• INPUT MATERIAL:
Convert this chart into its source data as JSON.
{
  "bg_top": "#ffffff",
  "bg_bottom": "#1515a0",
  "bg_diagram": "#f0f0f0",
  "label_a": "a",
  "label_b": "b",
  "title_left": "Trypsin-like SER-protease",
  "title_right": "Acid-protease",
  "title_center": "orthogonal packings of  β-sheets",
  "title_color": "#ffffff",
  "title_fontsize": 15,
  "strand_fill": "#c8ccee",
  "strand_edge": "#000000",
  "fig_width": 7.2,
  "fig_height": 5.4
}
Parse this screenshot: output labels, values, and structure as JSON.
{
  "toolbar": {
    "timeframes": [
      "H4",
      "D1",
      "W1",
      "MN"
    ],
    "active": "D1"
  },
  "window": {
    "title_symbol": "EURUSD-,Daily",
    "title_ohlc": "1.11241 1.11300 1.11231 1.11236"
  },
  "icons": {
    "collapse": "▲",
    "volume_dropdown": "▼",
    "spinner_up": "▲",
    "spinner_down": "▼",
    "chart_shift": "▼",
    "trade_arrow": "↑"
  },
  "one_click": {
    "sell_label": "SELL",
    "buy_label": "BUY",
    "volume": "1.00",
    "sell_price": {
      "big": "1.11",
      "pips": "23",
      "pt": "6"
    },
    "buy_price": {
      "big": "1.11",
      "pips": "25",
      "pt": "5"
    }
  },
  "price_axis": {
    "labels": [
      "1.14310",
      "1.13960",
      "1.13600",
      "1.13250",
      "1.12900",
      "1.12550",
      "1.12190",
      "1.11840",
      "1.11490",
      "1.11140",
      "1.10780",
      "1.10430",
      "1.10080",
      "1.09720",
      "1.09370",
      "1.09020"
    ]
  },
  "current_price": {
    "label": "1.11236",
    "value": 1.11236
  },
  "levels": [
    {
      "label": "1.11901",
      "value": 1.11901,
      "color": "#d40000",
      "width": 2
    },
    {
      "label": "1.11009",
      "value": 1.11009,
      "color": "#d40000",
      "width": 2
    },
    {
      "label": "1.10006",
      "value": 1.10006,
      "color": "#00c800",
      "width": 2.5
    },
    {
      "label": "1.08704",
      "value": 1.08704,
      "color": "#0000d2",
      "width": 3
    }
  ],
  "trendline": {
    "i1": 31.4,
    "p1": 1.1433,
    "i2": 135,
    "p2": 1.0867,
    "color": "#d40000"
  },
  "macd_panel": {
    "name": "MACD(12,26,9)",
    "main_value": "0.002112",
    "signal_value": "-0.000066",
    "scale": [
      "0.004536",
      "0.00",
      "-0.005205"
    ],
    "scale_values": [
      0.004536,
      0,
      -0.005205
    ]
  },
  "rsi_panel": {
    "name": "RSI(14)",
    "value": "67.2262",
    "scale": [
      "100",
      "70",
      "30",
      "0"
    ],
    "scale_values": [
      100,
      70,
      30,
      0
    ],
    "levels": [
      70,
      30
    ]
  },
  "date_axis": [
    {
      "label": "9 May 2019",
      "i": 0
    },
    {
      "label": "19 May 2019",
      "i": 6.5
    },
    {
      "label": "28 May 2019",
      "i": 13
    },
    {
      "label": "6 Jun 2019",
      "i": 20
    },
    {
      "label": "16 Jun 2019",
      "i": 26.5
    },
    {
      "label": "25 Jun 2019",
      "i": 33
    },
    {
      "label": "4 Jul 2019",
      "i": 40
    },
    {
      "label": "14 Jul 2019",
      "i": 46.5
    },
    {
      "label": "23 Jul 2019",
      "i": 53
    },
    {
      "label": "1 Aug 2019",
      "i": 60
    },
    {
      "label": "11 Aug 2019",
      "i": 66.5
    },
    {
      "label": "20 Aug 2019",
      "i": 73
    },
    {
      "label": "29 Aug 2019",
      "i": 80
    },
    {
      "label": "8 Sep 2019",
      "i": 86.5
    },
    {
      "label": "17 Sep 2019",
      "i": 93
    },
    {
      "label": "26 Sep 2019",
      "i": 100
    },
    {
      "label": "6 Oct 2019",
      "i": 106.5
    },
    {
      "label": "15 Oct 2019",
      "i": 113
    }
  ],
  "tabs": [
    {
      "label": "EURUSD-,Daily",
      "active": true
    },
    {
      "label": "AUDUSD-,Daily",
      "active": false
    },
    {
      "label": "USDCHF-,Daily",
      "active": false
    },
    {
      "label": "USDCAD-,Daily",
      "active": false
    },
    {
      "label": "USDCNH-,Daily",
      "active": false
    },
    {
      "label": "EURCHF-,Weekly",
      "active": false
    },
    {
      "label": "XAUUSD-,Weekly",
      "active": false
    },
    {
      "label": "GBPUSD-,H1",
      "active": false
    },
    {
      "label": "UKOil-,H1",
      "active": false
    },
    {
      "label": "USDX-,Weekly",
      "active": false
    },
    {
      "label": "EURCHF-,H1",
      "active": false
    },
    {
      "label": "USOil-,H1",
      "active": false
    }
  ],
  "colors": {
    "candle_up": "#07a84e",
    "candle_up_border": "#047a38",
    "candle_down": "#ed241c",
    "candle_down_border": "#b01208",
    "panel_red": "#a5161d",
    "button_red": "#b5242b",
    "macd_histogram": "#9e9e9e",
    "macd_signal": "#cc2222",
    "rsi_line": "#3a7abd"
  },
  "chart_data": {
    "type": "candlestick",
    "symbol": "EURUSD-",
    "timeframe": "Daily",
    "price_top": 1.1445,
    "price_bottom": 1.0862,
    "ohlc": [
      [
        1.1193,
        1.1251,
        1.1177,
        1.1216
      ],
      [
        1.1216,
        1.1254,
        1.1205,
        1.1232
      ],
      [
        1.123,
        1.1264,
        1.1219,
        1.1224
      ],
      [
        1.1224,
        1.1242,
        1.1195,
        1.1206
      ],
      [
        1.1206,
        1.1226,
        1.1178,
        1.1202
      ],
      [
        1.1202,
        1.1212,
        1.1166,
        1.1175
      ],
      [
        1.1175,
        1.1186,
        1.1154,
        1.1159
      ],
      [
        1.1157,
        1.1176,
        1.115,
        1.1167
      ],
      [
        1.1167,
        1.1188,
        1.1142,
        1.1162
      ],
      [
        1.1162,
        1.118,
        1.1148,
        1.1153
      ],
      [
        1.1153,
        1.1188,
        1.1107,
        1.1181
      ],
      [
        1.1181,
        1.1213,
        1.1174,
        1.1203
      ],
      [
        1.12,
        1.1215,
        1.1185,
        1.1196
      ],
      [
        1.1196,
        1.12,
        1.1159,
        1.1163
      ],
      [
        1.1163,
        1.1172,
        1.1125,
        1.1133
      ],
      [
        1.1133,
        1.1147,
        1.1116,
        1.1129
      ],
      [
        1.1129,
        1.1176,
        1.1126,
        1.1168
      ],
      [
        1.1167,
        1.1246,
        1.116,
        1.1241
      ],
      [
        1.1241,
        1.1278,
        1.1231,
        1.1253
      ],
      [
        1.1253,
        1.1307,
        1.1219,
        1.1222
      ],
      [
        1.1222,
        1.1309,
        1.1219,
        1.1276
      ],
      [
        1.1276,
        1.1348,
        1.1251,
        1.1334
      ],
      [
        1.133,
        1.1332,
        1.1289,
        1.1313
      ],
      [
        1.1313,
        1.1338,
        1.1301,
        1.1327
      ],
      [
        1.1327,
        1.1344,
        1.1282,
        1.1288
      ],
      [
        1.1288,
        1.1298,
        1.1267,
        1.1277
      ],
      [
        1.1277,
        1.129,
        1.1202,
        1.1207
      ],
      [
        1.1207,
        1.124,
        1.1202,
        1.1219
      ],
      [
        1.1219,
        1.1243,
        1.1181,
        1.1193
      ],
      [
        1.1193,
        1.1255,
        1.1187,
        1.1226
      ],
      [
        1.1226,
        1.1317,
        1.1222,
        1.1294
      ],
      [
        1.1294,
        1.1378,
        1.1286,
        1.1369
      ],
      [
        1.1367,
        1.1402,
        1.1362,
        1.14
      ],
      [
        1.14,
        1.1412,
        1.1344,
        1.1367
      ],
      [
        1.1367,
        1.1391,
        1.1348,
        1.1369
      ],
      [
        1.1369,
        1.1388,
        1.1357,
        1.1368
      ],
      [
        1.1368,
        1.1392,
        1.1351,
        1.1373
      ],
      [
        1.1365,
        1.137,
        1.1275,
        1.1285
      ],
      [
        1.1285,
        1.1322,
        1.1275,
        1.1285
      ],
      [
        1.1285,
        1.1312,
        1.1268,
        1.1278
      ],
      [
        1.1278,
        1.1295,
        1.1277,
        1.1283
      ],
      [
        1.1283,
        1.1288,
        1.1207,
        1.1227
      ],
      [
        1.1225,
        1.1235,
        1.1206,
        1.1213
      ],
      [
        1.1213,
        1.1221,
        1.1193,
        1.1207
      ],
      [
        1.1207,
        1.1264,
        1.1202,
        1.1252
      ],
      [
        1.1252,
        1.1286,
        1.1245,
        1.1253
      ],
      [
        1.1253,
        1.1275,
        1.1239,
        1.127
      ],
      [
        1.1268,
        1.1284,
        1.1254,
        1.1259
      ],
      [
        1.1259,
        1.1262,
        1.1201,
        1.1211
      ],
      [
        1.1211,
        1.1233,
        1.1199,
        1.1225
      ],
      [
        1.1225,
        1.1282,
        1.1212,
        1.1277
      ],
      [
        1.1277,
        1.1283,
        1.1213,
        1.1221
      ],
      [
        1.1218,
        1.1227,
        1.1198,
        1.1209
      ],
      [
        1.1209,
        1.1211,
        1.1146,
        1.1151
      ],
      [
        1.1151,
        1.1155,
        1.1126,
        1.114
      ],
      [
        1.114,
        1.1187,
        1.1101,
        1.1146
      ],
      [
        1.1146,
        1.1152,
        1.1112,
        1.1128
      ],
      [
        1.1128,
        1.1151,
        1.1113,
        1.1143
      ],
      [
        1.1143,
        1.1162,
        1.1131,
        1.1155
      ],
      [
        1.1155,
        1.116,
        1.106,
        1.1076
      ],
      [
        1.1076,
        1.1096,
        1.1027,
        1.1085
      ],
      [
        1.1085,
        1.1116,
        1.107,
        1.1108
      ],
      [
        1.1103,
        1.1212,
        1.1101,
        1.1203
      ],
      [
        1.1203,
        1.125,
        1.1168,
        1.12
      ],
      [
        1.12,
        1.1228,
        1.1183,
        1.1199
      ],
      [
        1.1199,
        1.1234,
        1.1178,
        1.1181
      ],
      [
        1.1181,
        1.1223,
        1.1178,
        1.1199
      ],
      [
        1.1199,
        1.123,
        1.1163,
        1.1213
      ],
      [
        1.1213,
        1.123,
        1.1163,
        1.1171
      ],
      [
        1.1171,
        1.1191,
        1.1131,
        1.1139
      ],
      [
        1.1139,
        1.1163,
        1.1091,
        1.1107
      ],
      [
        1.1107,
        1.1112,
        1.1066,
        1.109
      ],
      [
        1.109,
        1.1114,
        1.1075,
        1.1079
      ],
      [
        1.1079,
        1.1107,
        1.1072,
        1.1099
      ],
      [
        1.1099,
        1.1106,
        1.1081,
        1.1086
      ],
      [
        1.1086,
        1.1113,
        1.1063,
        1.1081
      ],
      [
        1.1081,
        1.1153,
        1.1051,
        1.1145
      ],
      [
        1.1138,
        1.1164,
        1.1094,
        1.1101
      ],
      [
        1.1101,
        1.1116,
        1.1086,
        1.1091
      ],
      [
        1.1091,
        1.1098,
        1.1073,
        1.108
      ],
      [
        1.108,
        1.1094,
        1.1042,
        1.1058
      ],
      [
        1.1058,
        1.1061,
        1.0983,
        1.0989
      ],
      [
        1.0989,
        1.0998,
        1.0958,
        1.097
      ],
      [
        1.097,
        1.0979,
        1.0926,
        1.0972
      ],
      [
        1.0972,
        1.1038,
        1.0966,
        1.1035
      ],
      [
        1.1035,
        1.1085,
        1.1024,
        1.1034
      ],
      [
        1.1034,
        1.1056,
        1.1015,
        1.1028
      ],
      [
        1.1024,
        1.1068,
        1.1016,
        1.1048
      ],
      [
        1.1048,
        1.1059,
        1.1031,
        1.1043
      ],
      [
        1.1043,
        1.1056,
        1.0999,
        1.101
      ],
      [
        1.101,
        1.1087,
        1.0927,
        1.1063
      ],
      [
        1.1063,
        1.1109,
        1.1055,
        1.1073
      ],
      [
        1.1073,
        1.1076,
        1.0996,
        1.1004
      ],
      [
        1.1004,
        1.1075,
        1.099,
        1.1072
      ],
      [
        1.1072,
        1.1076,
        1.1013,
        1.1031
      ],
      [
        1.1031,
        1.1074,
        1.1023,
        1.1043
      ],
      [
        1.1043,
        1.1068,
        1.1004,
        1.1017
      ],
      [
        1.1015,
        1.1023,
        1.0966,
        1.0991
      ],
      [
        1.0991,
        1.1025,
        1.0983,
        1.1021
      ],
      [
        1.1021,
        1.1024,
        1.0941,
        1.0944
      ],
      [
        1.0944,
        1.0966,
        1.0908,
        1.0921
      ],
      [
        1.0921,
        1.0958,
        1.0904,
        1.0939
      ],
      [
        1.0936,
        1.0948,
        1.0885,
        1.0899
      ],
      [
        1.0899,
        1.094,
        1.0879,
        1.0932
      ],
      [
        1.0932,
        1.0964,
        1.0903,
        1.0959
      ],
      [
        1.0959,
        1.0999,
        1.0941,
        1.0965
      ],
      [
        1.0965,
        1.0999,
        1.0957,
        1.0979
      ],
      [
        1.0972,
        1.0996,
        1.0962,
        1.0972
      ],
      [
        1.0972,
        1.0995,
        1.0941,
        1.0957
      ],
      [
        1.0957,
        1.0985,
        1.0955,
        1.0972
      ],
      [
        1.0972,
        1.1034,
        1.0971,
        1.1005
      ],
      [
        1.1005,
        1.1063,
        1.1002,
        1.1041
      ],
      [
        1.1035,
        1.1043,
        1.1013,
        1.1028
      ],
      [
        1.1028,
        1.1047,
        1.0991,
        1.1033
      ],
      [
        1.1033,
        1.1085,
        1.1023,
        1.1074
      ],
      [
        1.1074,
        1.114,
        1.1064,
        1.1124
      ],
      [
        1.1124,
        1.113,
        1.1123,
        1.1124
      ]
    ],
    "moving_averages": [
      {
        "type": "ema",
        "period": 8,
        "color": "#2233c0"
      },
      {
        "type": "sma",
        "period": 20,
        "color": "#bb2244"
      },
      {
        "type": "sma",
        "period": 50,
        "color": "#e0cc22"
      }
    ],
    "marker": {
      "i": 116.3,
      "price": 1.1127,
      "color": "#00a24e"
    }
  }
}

• PROMPT: Show the lines where the word "this" appears in the entries.

• TASK RESULT:
Convert this chart into its source data as JSON.
Parse this screenshot: output labels, values, and structure as JSON.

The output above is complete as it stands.